DIRECTIONS FOR THIS TASK -> Reproduce the data exactly.

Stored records

┄┄┄┄┄┄┄┄┄┄┄┄┄┄┄┄┄┄┄┄

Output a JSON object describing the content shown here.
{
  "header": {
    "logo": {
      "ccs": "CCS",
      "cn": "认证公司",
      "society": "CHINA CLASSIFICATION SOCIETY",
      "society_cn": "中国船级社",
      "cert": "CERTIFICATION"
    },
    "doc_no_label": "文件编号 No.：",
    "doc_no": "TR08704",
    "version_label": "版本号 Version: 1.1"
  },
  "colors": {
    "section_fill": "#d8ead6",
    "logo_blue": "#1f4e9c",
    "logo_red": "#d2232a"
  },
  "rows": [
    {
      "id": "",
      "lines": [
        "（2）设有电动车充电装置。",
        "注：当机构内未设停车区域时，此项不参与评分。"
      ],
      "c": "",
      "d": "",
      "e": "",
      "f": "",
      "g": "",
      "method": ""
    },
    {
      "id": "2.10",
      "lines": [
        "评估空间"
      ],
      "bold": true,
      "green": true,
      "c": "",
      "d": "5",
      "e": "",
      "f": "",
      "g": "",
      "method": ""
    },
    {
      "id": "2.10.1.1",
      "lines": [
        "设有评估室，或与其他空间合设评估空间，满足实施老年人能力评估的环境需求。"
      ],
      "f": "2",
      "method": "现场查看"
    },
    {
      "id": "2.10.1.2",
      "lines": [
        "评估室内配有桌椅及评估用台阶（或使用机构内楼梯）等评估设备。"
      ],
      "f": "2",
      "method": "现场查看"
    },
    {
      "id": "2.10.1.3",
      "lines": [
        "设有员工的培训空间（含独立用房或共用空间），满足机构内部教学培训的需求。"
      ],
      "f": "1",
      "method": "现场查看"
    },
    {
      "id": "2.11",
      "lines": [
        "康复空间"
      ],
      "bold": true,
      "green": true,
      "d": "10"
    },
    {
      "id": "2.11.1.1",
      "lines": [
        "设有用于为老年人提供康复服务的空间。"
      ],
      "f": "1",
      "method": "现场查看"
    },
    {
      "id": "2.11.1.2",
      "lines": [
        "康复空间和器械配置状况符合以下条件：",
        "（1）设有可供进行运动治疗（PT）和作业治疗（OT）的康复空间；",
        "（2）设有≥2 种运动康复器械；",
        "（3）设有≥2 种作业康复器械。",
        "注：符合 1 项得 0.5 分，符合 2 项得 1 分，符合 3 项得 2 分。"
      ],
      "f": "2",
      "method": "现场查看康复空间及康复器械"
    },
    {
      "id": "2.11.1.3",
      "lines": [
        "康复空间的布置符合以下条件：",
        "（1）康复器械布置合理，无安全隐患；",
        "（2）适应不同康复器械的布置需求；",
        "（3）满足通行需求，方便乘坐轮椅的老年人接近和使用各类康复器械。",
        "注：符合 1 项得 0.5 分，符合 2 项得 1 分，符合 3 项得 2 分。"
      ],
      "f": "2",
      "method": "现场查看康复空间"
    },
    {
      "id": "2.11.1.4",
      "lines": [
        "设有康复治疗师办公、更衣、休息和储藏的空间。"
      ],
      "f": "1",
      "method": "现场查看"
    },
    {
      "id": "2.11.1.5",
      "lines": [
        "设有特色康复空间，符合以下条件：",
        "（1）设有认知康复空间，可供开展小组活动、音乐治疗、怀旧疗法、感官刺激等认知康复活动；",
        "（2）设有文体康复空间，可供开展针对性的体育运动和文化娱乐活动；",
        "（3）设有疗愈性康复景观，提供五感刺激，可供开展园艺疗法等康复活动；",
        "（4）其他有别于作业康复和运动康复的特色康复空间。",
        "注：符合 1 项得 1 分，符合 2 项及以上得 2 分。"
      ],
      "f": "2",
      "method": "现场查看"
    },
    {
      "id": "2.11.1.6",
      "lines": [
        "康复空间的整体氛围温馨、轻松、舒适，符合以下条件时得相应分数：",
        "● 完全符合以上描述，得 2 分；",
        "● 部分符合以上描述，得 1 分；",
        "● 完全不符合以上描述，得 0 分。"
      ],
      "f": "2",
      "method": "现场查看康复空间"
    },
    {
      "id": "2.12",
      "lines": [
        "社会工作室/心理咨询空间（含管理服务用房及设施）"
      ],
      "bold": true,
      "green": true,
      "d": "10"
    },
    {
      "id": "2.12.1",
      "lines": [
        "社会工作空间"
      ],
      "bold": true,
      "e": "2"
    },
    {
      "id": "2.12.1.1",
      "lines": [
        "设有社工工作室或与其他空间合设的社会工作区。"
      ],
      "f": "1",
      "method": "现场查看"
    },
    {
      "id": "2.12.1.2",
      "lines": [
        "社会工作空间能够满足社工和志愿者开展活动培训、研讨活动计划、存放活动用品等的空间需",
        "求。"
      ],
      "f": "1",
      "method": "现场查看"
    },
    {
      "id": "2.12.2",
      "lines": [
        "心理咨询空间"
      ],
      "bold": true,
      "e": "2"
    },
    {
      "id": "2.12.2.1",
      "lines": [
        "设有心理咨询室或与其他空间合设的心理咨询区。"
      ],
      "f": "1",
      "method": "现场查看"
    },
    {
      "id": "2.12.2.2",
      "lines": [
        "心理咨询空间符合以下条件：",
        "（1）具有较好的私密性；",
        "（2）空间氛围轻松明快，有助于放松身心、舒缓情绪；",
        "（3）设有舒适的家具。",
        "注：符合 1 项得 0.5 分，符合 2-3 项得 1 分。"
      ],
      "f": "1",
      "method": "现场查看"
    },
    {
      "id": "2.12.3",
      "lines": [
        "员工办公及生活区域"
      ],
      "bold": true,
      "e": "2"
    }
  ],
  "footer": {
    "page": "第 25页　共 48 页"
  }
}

┄┄┄┄┄┄┄┄┄┄┄┄┄┄┄┄┄┄┄┄

TASK SOLUTION ->
Output a JSON object describing the content shown here.
{
  "header": {
    "logo": {
      "ccs": "CCS",
      "cn": "认证公司",
      "society": "CHINA CLASSIFICATION SOCIETY",
      "society_cn": "中国船级社",
      "cert": "CERTIFICATION"
    },
    "doc_no_label": "文件编号 No.：",
    "doc_no": "TR08704",
    "version_label": "版本号 Version: 1.1"
  },
  "colors": {
    "section_fill": "#d8ead6",
    "logo_blue": "#1f4e9c",
    "logo_red": "#d2232a"
  },
  "rows": [
    {
      "id": "",
      "lines": [
        "（2）设有电动车充电装置。",
        "注：当机构内未设停车区域时，此项不参与评分。"
      ],
      "c": "",
      "d": "",
      "e": "",
      "f": "",
      "g": "",
      "method": ""
    },
    {
      "id": "2.10",
      "lines": [
        "评估空间"
      ],
      "bold": true,
      "green": true,
      "c": "",
      "d": "5",
      "e": "",
      "f": "",
      "g": "",
      "method": ""
    },
    {
      "id": "2.10.1.1",
      "lines": [
        "设有评估室，或与其他空间合设评估空间，满足实施老年人能力评估的环境需求。"
      ],
      "f": "2",
      "method": "现场查看"
    },
    {
      "id": "2.10.1.2",
      "lines": [
        "评估室内配有桌椅及评估用台阶（或使用机构内楼梯）等评估设备。"
      ],
      "f": "2",
      "method": "现场查看"
    },
    {
      "id": "2.10.1.3",
      "lines": [
        "设有员工的培训空间（含独立用房或共用空间），满足机构内部教学培训的需求。"
      ],
      "f": "1",
      "method": "现场查看"
    },
    {
      "id": "2.11",
      "lines": [
        "康复空间"
      ],
      "bold": true,
      "green": true,
      "d": "10"
    },
    {
      "id": "2.11.1.1",
      "lines": [
        "设有用于为老年人提供康复服务的空间。"
      ],
      "f": "1",
      "method": "现场查看"
    },
    {
      "id": "2.11.1.2",
      "lines": [
        "康复空间和器械配置状况符合以下条件：",
        "（1）设有可供进行运动治疗（PT）和作业治疗（OT）的康复空间；",
        "（2）设有≥2 种运动康复器械；",
        "（3）设有≥2 种作业康复器械。",
        "注：符合 1 项得 0.5 分，符合 2 项得 1 分，符合 3 项得 2 分。"
      ],
      "f": "2",
      "method": "现场查看康复空间及康复器械"
    },
    {
      "id": "2.11.1.3",
      "lines": [
        "康复空间的布置符合以下条件：",
        "（1）康复器械布置合理，无安全隐患；",
        "（2）适应不同康复器械的布置需求；",
        "（3）满足通行需求，方便乘坐轮椅的老年人接近和使用各类康复器械。",
        "注：符合 1 项得 0.5 分，符合 2 项得 1 分，符合 3 项得 2 分。"
      ],
      "f": "2",
      "method": "现场查看康复空间"
    },
    {
      "id": "2.11.1.4",
      "lines": [
        "设有康复治疗师办公、更衣、休息和储藏的空间。"
      ],
      "f": "1",
      "method": "现场查看"
    },
    {
      "id": "2.11.1.5",
      "lines": [
        "设有特色康复空间，符合以下条件：",
        "（1）设有认知康复空间，可供开展小组活动、音乐治疗、怀旧疗法、感官刺激等认知康复活动；",
        "（2）设有文体康复空间，可供开展针对性的体育运动和文化娱乐活动；",
        "（3）设有疗愈性康复景观，提供五感刺激，可供开展园艺疗法等康复活动；",
        "（4）其他有别于作业康复和运动康复的特色康复空间。",
        "注：符合 1 项得 1 分，符合 2 项及以上得 2 分。"
      ],
      "f": "2",
      "method": "现场查看"
    },
    {
      "id": "2.11.1.6",
      "lines": [
        "康复空间的整体氛围温馨、轻松、舒适，符合以下条件时得相应分数：",
        "● 完全符合以上描述，得 2 分；",
        "● 部分符合以上描述，得 1 分；",
        "● 完全不符合以上描述，得 0 分。"
      ],
      "f": "2",
      "method": "现场查看康复空间"
    },
    {
      "id": "2.12",
      "lines": [
        "社会工作室/心理咨询空间（含管理服务用房及设施）"
      ],
      "bold": true,
      "green": true,
      "d": "10"
    },
    {
      "id": "2.12.1",
      "lines": [
        "社会工作空间"
      ],
      "bold": true,
      "e": "2"
    },
    {
      "id": "2.12.1.1",
      "lines": [
        "设有社工工作室或与其他空间合设的社会工作区。"
      ],
      "f": "1",
      "method": "现场查看"
    },
    {
      "id": "2.12.1.2",
      "lines": [
        "社会工作空间能够满足社工和志愿者开展活动培训、研讨活动计划、存放活动用品等的空间需",
        "求。"
      ],
      "f": "1",
      "method": "现场查看"
    },
    {
      "id": "2.12.2",
      "lines": [
        "心理咨询空间"
      ],
      "bold": true,
      "e": "2"
    },
    {
      "id": "2.12.2.1",
      "lines": [
        "设有心理咨询室或与其他空间合设的心理咨询区。"
      ],
      "f": "1",
      "method": "现场查看"
    },
    {
      "id": "2.12.2.2",
      "lines": [
        "心理咨询空间符合以下条件：",
        "（1）具有较好的私密性；",
        "（2）空间氛围轻松明快，有助于放松身心、舒缓情绪；",
        "（3）设有舒适的家具。",
        "注：符合 1 项得 0.5 分，符合 2-3 项得 1 分。"
      ],
      "f": "1",
      "method": "现场查看"
    },
    {
      "id": "2.12.3",
      "lines": [
        "员工办公及生活区域"
      ],
      "bold": true,
      "e": "2"
    }
  ],
  "footer": {
    "page": "第 25页　共 48 页"
  }
}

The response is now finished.